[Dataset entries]
_ _ _ _
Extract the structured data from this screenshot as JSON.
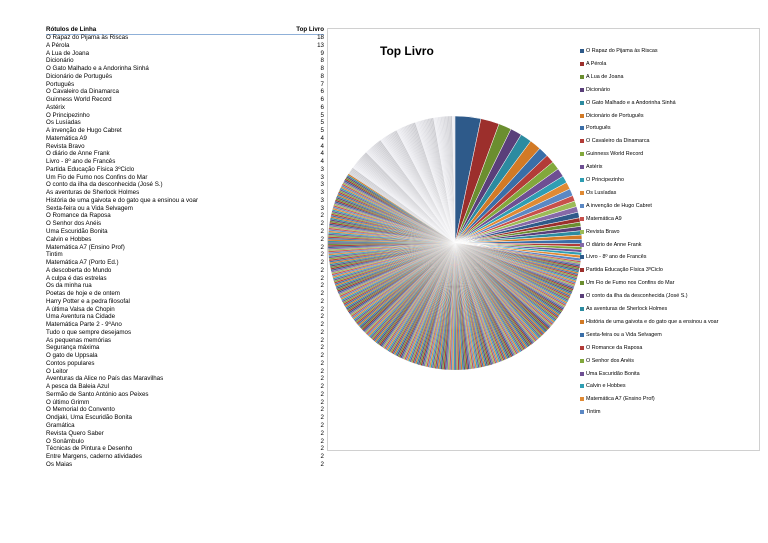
{
  "table": {
    "header_label": "Rótulos de Linha",
    "header_value": "Top Livro",
    "rows": [
      {
        "name": "O Rapaz do Pijama às Riscas",
        "value": 18
      },
      {
        "name": "A Pérola",
        "value": 13
      },
      {
        "name": "A Lua de Joana",
        "value": 9
      },
      {
        "name": "Dicionário",
        "value": 8
      },
      {
        "name": "O Gato Malhado e a Andorinha Sinhá",
        "value": 8
      },
      {
        "name": "Dicionário de Português",
        "value": 8
      },
      {
        "name": "Português",
        "value": 7
      },
      {
        "name": "O Cavaleiro da Dinamarca",
        "value": 6
      },
      {
        "name": "Guinness World Record",
        "value": 6
      },
      {
        "name": "Astérix",
        "value": 6
      },
      {
        "name": "O Principezinho",
        "value": 5
      },
      {
        "name": "Os Lusíadas",
        "value": 5
      },
      {
        "name": "A invenção de Hugo Cabret",
        "value": 5
      },
      {
        "name": "Matemática A9",
        "value": 4
      },
      {
        "name": "Revista Bravo",
        "value": 4
      },
      {
        "name": "O diário de Anne Frank",
        "value": 4
      },
      {
        "name": "Livro - 8º ano de Francês",
        "value": 4
      },
      {
        "name": "Partida Educação Física 3ºCiclo",
        "value": 3
      },
      {
        "name": "Um Fio de Fumo nos Confins do Mar",
        "value": 3
      },
      {
        "name": "O conto da ilha da desconhecida (José S.)",
        "value": 3
      },
      {
        "name": "As aventuras de Sherlock Holmes",
        "value": 3
      },
      {
        "name": "História de uma gaivota e do gato que a ensinou a voar",
        "value": 3
      },
      {
        "name": "Sexta-feira ou a Vida Selvagem",
        "value": 3
      },
      {
        "name": "O Romance da Raposa",
        "value": 2
      },
      {
        "name": "O Senhor dos Anéis",
        "value": 2
      },
      {
        "name": "Uma Escuridão Bonita",
        "value": 2
      },
      {
        "name": "Calvin e Hobbes",
        "value": 2
      },
      {
        "name": "Matemática A7 (Ensino Prof)",
        "value": 2
      },
      {
        "name": "Tintim",
        "value": 2
      },
      {
        "name": "Matemática A7 (Porto Ed.)",
        "value": 2
      },
      {
        "name": "A descoberta do Mundo",
        "value": 2
      },
      {
        "name": "A culpa é das estrelas",
        "value": 2
      },
      {
        "name": "Os da minha rua",
        "value": 2
      },
      {
        "name": "Poetas de hoje e de ontem",
        "value": 2
      },
      {
        "name": "Harry Potter e a pedra filosofal",
        "value": 2
      },
      {
        "name": "A última Valsa de Chopin",
        "value": 2
      },
      {
        "name": "Uma Aventura na Cidade",
        "value": 2
      },
      {
        "name": "Matemática Parte 2 - 9ºAno",
        "value": 2
      },
      {
        "name": "Tudo o que sempre desejamos",
        "value": 2
      },
      {
        "name": "As pequenas memórias",
        "value": 2
      },
      {
        "name": "Segurança máxima",
        "value": 2
      },
      {
        "name": "O gato de Uppsala",
        "value": 2
      },
      {
        "name": "Contos populares",
        "value": 2
      },
      {
        "name": "O Leitor",
        "value": 2
      },
      {
        "name": "Aventuras da Alice no País das Maravilhas",
        "value": 2
      },
      {
        "name": "A pesca da Baleia Azul",
        "value": 2
      },
      {
        "name": "Sermão de Santo António aos Peixes",
        "value": 2
      },
      {
        "name": "O último Grimm",
        "value": 2
      },
      {
        "name": "O Memorial do Convento",
        "value": 2
      },
      {
        "name": "Ondjaki, Uma Escuridão Bonita",
        "value": 2
      },
      {
        "name": "Gramática",
        "value": 2
      },
      {
        "name": "Revista Quero Saber",
        "value": 2
      },
      {
        "name": "O Sonâmbulo",
        "value": 2
      },
      {
        "name": "Técnicas de Pintura e Desenho",
        "value": 2
      },
      {
        "name": "Entre Margens, caderno atividades",
        "value": 2
      },
      {
        "name": "Os Maias",
        "value": 2
      }
    ]
  },
  "chart_data": {
    "type": "pie",
    "title": "Top Livro",
    "legend_position": "right",
    "categories": [
      "O Rapaz do Pijama às Riscas",
      "A Pérola",
      "A Lua de Joana",
      "Dicionário",
      "O Gato Malhado e a Andorinha Sinhá",
      "Dicionário de Português",
      "Português",
      "O Cavaleiro da Dinamarca",
      "Guinness World Record",
      "Astérix",
      "O Principezinho",
      "Os Lusíadas",
      "A invenção de Hugo Cabret",
      "Matemática A9",
      "Revista Bravo",
      "O diário de Anne Frank",
      "Livro - 8º ano de Francês",
      "Partida Educação Física 3ºCiclo",
      "Um Fio de Fumo nos Confins do Mar",
      "O conto da ilha da desconhecida (José S.)",
      "As aventuras de Sherlock Holmes",
      "História de uma gaivota e do gato que a ensinou a voar",
      "Sexta-feira ou a Vida Selvagem",
      "O Romance da Raposa",
      "O Senhor dos Anéis",
      "Uma Escuridão Bonita",
      "Calvin e Hobbes",
      "Matemática A7 (Ensino Prof)",
      "Tintim"
    ],
    "values": [
      18,
      13,
      9,
      8,
      8,
      8,
      7,
      6,
      6,
      6,
      5,
      5,
      5,
      4,
      4,
      4,
      4,
      3,
      3,
      3,
      3,
      3,
      3,
      2,
      2,
      2,
      2,
      2,
      2
    ],
    "additional_slices_count": 400,
    "additional_slice_value": 1,
    "colors": [
      "#2e5a8a",
      "#9c2f2c",
      "#6b8e2f",
      "#5a3f7a",
      "#2c8ba0",
      "#d27a26",
      "#3a6ea8",
      "#b33c38",
      "#82a83c",
      "#6e4f93",
      "#2f9eb3",
      "#e08a34",
      "#5b88c4",
      "#c8504b",
      "#9cbb57",
      "#8569a8"
    ]
  }
}
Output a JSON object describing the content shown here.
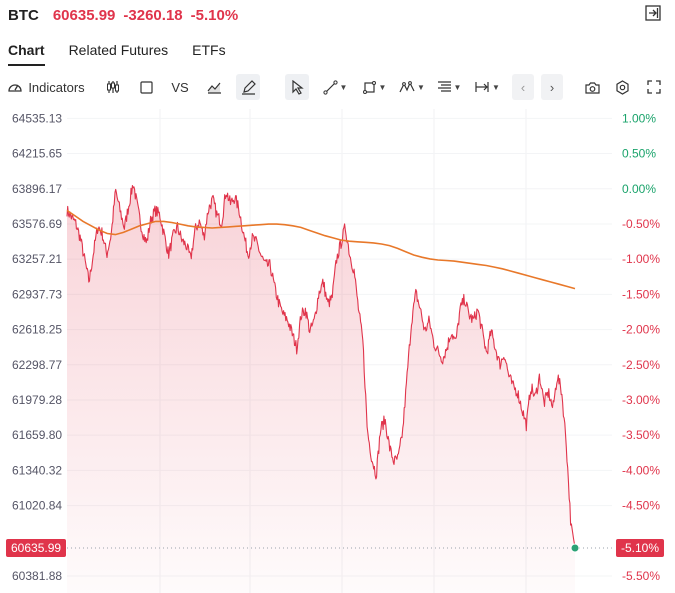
{
  "header": {
    "symbol": "BTC",
    "price": "60635.99",
    "change": "-3260.18",
    "change_pct": "-5.10%"
  },
  "tabs": [
    "Chart",
    "Related Futures",
    "ETFs"
  ],
  "toolbar": {
    "indicators_label": "Indicators",
    "vs_label": "VS",
    "icons": [
      "indicators-icon",
      "candlestick-icon",
      "square-icon",
      "vs",
      "area-chart-icon",
      "pen-icon",
      "cursor-icon",
      "line-tool-icon",
      "shape-tool-icon",
      "pattern-tool-icon",
      "text-tool-icon",
      "measure-tool-icon",
      "back-icon",
      "forward-icon",
      "camera-icon",
      "settings-icon",
      "fullscreen-icon"
    ]
  },
  "colors": {
    "price_line": "#e0344b",
    "average_line": "#e8782a",
    "positive": "#1aa36b",
    "negative": "#e0344b"
  },
  "chart_data": {
    "type": "area",
    "title": "",
    "xlabel": "",
    "ylabel": "",
    "ylim": [
      60300,
      64620
    ],
    "left_ticks": [
      "64535.13",
      "64215.65",
      "63896.17",
      "63576.69",
      "63257.21",
      "62937.73",
      "62618.25",
      "62298.77",
      "61979.28",
      "61659.80",
      "61340.32",
      "61020.84",
      "60381.88"
    ],
    "left_tick_values": [
      64535.13,
      64215.65,
      63896.17,
      63576.69,
      63257.21,
      62937.73,
      62618.25,
      62298.77,
      61979.28,
      61659.8,
      61340.32,
      61020.84,
      60381.88
    ],
    "right_ticks": [
      "1.00%",
      "0.50%",
      "0.00%",
      "-0.50%",
      "-1.00%",
      "-1.50%",
      "-2.00%",
      "-2.50%",
      "-3.00%",
      "-3.50%",
      "-4.00%",
      "-4.50%",
      "-5.50%"
    ],
    "current_price_label": "60635.99",
    "current_pct_label": "-5.10%",
    "current_price": 60635.99,
    "series": [
      {
        "values": [
          63700,
          63640,
          63580,
          63450,
          63250,
          63050,
          63320,
          63560,
          63490,
          63300,
          63480,
          63880,
          63700,
          63540,
          63750,
          63950,
          63720,
          63520,
          63400,
          63620,
          63700,
          63660,
          63480,
          63300,
          63460,
          63550,
          63430,
          63380,
          63260,
          63520,
          63600,
          63460,
          63710,
          63800,
          63650,
          63590,
          63880,
          63760,
          63820,
          63700,
          63480,
          63300,
          63450,
          63400,
          63280,
          63200,
          63200,
          63000,
          62850,
          62750,
          62700,
          62580,
          62450,
          62750,
          62800,
          62600,
          62700,
          62950,
          63050,
          62850,
          62900,
          63250,
          63400,
          63550,
          63300,
          63150,
          62800,
          62500,
          61700,
          61450,
          61300,
          61720,
          61800,
          61550,
          61420,
          61450,
          61700,
          62200,
          62700,
          62950,
          62800,
          62600,
          62700,
          62500,
          62420,
          62350,
          62450,
          62600,
          62500,
          62800,
          62900,
          62750,
          62700,
          62800,
          62600,
          62400,
          62600,
          62450,
          62300,
          62400,
          62200,
          62100,
          62050,
          61900,
          61750,
          62100,
          62000,
          62200,
          61950,
          62050,
          61900,
          62200,
          62050,
          61600,
          60900,
          60636
        ],
        "color": "#e0344b"
      },
      {
        "values": [
          63700,
          63650,
          63600,
          63560,
          63520,
          63490,
          63480,
          63500,
          63530,
          63560,
          63580,
          63600,
          63600,
          63590,
          63575,
          63560,
          63550,
          63545,
          63540,
          63545,
          63550,
          63555,
          63560,
          63565,
          63570,
          63575,
          63575,
          63570,
          63560,
          63545,
          63520,
          63495,
          63470,
          63450,
          63430,
          63420,
          63415,
          63410,
          63405,
          63395,
          63380,
          63355,
          63325,
          63295,
          63275,
          63260,
          63250,
          63245,
          63240,
          63230,
          63220,
          63210,
          63200,
          63185,
          63170,
          63150,
          63130,
          63110,
          63090,
          63070,
          63050,
          63030,
          63010,
          62990
        ],
        "color": "#e8782a"
      }
    ]
  }
}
_ _ _ _
YOUR GOAL ▸ Scan the listing above and identify each line holding the string "Riscas"; copy every such line.

WRITTEN RESPONSE ▸
        "name": "O Rapaz do Pijama às Riscas",
      "O Rapaz do Pijama às Riscas",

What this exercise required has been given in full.